** START OF DATASET ROWS **
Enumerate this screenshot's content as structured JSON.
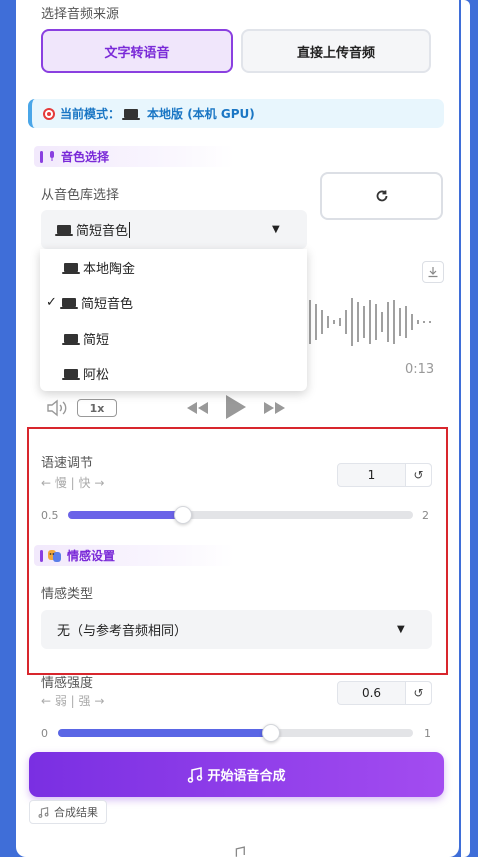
{
  "source": {
    "label": "选择音频来源",
    "tabs": [
      {
        "label": "文字转语音",
        "active": true
      },
      {
        "label": "直接上传音频",
        "active": false
      }
    ]
  },
  "mode": {
    "prefix": "当前模式：",
    "value": "本地版 (本机 GPU)"
  },
  "voice_section": {
    "title": "音色选择",
    "library_label": "从音色库选择",
    "selected": "简短音色",
    "options": [
      {
        "label": "本地陶金",
        "checked": false
      },
      {
        "label": "简短音色",
        "checked": true
      },
      {
        "label": "简短",
        "checked": false
      },
      {
        "label": "阿松",
        "checked": false
      }
    ]
  },
  "player": {
    "time": "0:13",
    "speed": "1x"
  },
  "speed_control": {
    "label": "语速调节",
    "hint": "← 慢 | 快 →",
    "value": "1",
    "min": "0.5",
    "max": "2",
    "fraction": 0.333
  },
  "emotion_section": {
    "title": "情感设置",
    "type_label": "情感类型",
    "type_value": "无（与参考音频相同）"
  },
  "intensity_control": {
    "label": "情感强度",
    "hint": "← 弱 | 强 →",
    "value": "0.6",
    "min": "0",
    "max": "1",
    "fraction": 0.6
  },
  "actions": {
    "synthesize": "开始语音合成",
    "result_tag": "合成结果"
  },
  "icons": {
    "refresh": "refresh-icon",
    "download": "download-icon",
    "volume": "volume-icon",
    "rewind": "rewind-icon",
    "play": "play-icon",
    "forward": "forward-icon",
    "reset": "reset-icon",
    "music": "music-note-icon",
    "laptop": "laptop-icon",
    "target": "target-icon"
  },
  "colors": {
    "accent": "#8a3fe0",
    "highlight_border": "#d8262d",
    "mode_text": "#1a76c4"
  }
}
** END OF DATASET ROWS **
GOAL
Every entry above should be duplicated exactly. Do not include the images.

RESULT
Enumerate this screenshot's content as structured JSON.
{
  "source": {
    "label": "选择音频来源",
    "tabs": [
      {
        "label": "文字转语音",
        "active": true
      },
      {
        "label": "直接上传音频",
        "active": false
      }
    ]
  },
  "mode": {
    "prefix": "当前模式：",
    "value": "本地版 (本机 GPU)"
  },
  "voice_section": {
    "title": "音色选择",
    "library_label": "从音色库选择",
    "selected": "简短音色",
    "options": [
      {
        "label": "本地陶金",
        "checked": false
      },
      {
        "label": "简短音色",
        "checked": true
      },
      {
        "label": "简短",
        "checked": false
      },
      {
        "label": "阿松",
        "checked": false
      }
    ]
  },
  "player": {
    "time": "0:13",
    "speed": "1x"
  },
  "speed_control": {
    "label": "语速调节",
    "hint": "← 慢 | 快 →",
    "value": "1",
    "min": "0.5",
    "max": "2",
    "fraction": 0.333
  },
  "emotion_section": {
    "title": "情感设置",
    "type_label": "情感类型",
    "type_value": "无（与参考音频相同）"
  },
  "intensity_control": {
    "label": "情感强度",
    "hint": "← 弱 | 强 →",
    "value": "0.6",
    "min": "0",
    "max": "1",
    "fraction": 0.6
  },
  "actions": {
    "synthesize": "开始语音合成",
    "result_tag": "合成结果"
  },
  "icons": {
    "refresh": "refresh-icon",
    "download": "download-icon",
    "volume": "volume-icon",
    "rewind": "rewind-icon",
    "play": "play-icon",
    "forward": "forward-icon",
    "reset": "reset-icon",
    "music": "music-note-icon",
    "laptop": "laptop-icon",
    "target": "target-icon"
  },
  "colors": {
    "accent": "#8a3fe0",
    "highlight_border": "#d8262d",
    "mode_text": "#1a76c4"
  }
}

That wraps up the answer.